# OBJECTIVE
Which lines have the string "الله"? Copy all of them from the entries below.
=======
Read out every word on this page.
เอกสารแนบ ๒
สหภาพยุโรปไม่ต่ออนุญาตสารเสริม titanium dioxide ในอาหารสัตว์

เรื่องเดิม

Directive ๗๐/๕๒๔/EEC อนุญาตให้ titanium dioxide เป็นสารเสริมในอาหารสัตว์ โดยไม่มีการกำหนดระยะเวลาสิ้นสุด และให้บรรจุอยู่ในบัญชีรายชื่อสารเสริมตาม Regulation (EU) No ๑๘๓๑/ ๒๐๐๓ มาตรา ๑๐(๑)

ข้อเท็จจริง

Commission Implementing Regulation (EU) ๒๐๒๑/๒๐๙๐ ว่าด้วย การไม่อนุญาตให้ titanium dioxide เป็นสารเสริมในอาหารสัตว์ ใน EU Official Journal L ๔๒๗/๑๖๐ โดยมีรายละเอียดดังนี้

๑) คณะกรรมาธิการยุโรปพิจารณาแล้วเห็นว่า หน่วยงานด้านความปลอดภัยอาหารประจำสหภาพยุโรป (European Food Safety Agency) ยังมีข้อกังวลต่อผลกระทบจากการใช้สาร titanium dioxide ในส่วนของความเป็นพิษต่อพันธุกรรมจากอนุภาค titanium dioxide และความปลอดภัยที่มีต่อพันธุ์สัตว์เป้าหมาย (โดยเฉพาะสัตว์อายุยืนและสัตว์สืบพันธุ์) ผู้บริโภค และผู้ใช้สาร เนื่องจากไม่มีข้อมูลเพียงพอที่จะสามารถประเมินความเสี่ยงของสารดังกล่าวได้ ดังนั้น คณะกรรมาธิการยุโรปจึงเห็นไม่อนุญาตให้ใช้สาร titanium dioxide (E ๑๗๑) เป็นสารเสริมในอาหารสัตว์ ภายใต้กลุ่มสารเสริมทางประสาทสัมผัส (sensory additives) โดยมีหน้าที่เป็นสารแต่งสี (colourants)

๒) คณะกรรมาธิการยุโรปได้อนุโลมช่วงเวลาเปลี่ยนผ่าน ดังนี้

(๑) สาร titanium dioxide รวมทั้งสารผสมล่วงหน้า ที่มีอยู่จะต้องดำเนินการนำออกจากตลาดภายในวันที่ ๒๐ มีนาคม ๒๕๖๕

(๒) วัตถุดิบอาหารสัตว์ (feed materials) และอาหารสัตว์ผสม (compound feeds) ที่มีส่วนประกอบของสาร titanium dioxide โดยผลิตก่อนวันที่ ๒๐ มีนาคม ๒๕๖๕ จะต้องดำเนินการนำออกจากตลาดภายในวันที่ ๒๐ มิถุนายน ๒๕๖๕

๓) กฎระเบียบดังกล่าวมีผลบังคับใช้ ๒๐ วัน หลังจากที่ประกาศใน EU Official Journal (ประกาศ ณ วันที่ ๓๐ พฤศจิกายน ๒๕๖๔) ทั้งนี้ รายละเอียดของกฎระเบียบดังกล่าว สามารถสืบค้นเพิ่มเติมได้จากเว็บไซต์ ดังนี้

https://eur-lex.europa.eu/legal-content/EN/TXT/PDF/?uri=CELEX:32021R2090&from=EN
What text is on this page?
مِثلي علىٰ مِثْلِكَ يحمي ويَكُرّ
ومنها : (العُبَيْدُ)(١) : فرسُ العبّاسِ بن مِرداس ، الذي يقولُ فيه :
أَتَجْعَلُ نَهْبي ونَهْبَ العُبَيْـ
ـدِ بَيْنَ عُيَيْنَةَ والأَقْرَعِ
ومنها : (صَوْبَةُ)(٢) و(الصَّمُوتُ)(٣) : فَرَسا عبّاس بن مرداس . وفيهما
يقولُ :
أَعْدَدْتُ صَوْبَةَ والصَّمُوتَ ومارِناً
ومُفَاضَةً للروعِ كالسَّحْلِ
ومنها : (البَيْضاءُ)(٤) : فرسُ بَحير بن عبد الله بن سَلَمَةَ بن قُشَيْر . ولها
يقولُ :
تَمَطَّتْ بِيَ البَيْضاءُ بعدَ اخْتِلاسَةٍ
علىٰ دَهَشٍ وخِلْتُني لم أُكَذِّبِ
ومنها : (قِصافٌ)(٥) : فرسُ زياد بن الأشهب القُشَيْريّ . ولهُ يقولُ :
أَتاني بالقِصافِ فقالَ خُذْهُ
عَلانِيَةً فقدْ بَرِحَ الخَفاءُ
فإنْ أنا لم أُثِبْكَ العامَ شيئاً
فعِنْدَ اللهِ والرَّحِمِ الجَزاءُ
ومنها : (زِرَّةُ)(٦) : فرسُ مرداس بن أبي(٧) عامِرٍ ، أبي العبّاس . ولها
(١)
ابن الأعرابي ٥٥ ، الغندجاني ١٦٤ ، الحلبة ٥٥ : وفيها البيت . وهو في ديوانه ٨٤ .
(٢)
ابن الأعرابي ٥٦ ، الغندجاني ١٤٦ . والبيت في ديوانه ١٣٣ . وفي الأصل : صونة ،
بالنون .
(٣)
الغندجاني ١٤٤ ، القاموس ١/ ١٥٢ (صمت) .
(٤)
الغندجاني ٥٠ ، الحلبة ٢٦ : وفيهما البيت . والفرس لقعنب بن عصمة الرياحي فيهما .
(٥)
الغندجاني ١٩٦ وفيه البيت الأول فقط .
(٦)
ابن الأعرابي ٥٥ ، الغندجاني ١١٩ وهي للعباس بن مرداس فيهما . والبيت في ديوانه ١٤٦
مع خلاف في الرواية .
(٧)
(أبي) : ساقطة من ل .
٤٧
=======
# THE COMPLETED TASK
ومنها : (البَيْضاءُ)(٤) : فرسُ بَحير بن عبد الله بن سَلَمَةَ بن قُشَيْر . ولها
فعِنْدَ اللهِ والرَّحِمِ الجَزاءُ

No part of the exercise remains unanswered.